• _Set exercise_
Determine which lines of the records include the word "μεταξύ", and copy them.

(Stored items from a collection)
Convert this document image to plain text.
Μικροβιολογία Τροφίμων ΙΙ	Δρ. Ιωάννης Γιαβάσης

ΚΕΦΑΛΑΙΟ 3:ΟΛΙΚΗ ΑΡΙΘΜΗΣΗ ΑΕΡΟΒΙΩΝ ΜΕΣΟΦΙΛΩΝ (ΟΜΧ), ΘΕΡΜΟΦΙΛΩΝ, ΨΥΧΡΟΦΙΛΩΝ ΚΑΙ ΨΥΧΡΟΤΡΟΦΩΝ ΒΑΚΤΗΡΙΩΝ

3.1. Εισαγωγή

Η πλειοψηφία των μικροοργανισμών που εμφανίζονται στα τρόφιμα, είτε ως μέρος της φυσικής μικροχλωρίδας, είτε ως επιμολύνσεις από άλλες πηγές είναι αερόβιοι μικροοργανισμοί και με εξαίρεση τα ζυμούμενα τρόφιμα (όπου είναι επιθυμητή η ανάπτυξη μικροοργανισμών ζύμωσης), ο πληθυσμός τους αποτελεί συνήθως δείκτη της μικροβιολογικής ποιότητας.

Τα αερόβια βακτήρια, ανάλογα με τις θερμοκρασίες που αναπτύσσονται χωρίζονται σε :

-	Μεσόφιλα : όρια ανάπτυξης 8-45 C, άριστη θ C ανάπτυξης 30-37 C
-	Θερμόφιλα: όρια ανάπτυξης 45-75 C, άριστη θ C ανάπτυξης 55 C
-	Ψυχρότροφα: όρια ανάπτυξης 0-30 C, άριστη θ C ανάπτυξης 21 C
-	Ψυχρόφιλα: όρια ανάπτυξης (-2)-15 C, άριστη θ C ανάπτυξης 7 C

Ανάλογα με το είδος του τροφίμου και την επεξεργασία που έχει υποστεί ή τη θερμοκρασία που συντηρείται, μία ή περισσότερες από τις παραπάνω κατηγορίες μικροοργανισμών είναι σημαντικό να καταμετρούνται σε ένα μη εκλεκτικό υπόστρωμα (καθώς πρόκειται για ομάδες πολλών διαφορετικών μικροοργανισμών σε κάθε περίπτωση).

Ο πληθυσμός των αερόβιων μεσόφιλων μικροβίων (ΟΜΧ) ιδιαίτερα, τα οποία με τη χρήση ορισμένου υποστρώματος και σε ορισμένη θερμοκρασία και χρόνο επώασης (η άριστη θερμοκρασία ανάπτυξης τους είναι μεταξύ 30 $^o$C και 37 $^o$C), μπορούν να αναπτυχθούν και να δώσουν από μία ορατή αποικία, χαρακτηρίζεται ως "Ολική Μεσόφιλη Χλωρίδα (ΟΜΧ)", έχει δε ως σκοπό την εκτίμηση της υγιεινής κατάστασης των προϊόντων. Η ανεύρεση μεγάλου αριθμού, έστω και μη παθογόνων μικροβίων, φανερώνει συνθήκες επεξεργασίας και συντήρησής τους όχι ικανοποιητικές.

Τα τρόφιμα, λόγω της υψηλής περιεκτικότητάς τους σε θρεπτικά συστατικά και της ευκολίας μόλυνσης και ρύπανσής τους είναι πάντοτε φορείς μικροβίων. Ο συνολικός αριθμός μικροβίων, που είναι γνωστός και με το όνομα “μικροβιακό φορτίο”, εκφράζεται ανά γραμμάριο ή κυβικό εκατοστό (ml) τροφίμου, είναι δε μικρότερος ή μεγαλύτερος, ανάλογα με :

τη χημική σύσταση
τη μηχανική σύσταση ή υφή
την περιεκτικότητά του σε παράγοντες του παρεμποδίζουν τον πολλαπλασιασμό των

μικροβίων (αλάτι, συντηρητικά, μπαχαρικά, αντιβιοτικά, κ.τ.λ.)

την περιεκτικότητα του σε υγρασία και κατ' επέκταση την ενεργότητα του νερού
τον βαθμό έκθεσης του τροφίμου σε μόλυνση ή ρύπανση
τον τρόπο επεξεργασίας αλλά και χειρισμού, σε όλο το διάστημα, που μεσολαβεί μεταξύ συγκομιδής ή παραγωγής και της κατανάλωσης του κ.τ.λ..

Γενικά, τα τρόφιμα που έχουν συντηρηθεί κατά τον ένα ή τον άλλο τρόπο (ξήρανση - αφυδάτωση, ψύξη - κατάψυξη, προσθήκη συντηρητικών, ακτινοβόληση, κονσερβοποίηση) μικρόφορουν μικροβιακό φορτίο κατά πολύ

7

• _Complete response_
Ο πληθυσμός των αερόβιων μεσόφιλων μικροβίων (ΟΜΧ) ιδιαίτερα, τα οποία με τη χρήση ορισμένου υποστρώματος και σε ορισμένη θερμοκρασία και χρόνο επώασης (η άριστη θερμοκρασία ανάπτυξης τους είναι μεταξύ 30 $^o$C και 37 $^o$C), μπορούν να αναπτυχθούν και να δώσουν από μία ορατή αποικία, χαρακτηρίζεται ως "Ολική Μεσόφιλη Χλωρίδα (ΟΜΧ)", έχει δε ως σκοπό την εκτίμηση της υγιεινής κατάστασης των προϊόντων. Η ανεύρεση μεγάλου αριθμού, έστω και μη παθογόνων μικροβίων, φανερώνει συνθήκες επεξεργασίας και συντήρησής τους όχι ικανοποιητικές.
τον τρόπο επεξεργασίας αλλά και χειρισμού, σε όλο το διάστημα, που μεσολαβεί μεταξύ συγκομιδής ή παραγωγής και της κατανάλωσης του κ.τ.λ..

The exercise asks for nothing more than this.